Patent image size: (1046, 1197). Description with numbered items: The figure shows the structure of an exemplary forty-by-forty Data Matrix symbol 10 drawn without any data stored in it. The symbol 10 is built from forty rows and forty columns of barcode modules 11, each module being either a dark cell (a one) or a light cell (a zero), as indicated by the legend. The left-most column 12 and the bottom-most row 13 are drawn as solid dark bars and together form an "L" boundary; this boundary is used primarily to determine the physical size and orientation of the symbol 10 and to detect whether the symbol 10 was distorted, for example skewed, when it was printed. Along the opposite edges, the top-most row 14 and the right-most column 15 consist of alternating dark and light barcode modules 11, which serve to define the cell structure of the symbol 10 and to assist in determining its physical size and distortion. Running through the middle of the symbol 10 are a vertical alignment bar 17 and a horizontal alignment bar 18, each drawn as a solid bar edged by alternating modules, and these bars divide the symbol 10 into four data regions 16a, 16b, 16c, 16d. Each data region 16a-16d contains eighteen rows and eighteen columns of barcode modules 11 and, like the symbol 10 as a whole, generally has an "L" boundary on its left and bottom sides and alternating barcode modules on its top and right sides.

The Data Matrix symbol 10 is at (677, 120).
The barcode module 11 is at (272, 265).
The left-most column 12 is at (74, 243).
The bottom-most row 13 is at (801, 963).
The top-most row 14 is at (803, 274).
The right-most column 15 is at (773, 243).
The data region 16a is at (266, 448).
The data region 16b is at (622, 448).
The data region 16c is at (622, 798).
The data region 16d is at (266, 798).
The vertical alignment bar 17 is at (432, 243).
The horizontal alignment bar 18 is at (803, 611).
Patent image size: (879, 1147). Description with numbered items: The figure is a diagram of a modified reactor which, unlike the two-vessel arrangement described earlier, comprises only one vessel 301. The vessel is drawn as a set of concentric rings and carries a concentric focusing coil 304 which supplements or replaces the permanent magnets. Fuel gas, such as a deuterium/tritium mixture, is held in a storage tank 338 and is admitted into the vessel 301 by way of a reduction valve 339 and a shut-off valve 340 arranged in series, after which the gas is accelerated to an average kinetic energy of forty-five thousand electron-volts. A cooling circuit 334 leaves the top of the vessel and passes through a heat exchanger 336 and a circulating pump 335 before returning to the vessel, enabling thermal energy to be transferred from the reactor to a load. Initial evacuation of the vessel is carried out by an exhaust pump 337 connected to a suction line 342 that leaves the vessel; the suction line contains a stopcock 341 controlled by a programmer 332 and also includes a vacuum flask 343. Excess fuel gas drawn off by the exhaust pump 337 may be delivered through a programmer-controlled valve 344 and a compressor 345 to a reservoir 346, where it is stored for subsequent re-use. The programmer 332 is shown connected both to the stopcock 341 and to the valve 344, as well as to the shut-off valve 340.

☆ ☆ ☆ ☆ ☆

▶ **WORK TO BE COMPLETED**
Copy out all of the material above word for word, line by line.

▶ **ANSWER TO THE EXERCISE**
Patent image size: (1046, 1197). Description with numbered items: The figure shows the structure of an exemplary forty-by-forty Data Matrix symbol 10 drawn without any data stored in it. The symbol 10 is built from forty rows and forty columns of barcode modules 11, each module being either a dark cell (a one) or a light cell (a zero), as indicated by the legend. The left-most column 12 and the bottom-most row 13 are drawn as solid dark bars and together form an "L" boundary; this boundary is used primarily to determine the physical size and orientation of the symbol 10 and to detect whether the symbol 10 was distorted, for example skewed, when it was printed. Along the opposite edges, the top-most row 14 and the right-most column 15 consist of alternating dark and light barcode modules 11, which serve to define the cell structure of the symbol 10 and to assist in determining its physical size and distortion. Running through the middle of the symbol 10 are a vertical alignment bar 17 and a horizontal alignment bar 18, each drawn as a solid bar edged by alternating modules, and these bars divide the symbol 10 into four data regions 16a, 16b, 16c, 16d. Each data region 16a-16d contains eighteen rows and eighteen columns of barcode modules 11 and, like the symbol 10 as a whole, generally has an "L" boundary on its left and bottom sides and alternating barcode modules on its top and right sides.

The Data Matrix symbol 10 is at (677, 120).
The barcode module 11 is at (272, 265).
The left-most column 12 is at (74, 243).
The bottom-most row 13 is at (801, 963).
The top-most row 14 is at (803, 274).
The right-most column 15 is at (773, 243).
The data region 16a is at (266, 448).
The data region 16b is at (622, 448).
The data region 16c is at (622, 798).
The data region 16d is at (266, 798).
The vertical alignment bar 17 is at (432, 243).
The horizontal alignment bar 18 is at (803, 611).
Patent image size: (879, 1147). Description with numbered items: The figure is a diagram of a modified reactor which, unlike the two-vessel arrangement described earlier, comprises only one vessel 301. The vessel is drawn as a set of concentric rings and carries a concentric focusing coil 304 which supplements or replaces the permanent magnets. Fuel gas, such as a deuterium/tritium mixture, is held in a storage tank 338 and is admitted into the vessel 301 by way of a reduction valve 339 and a shut-off valve 340 arranged in series, after which the gas is accelerated to an average kinetic energy of forty-five thousand electron-volts. A cooling circuit 334 leaves the top of the vessel and passes through a heat exchanger 336 and a circulating pump 335 before returning to the vessel, enabling thermal energy to be transferred from the reactor to a load. Initial evacuation of the vessel is carried out by an exhaust pump 337 connected to a suction line 342 that leaves the vessel; the suction line contains a stopcock 341 controlled by a programmer 332 and also includes a vacuum flask 343. Excess fuel gas drawn off by the exhaust pump 337 may be delivered through a programmer-controlled valve 344 and a compressor 345 to a reservoir 346, where it is stored for subsequent re-use. The programmer 332 is shown connected both to the stopcock 341 and to the valve 344, as well as to the shut-off valve 340.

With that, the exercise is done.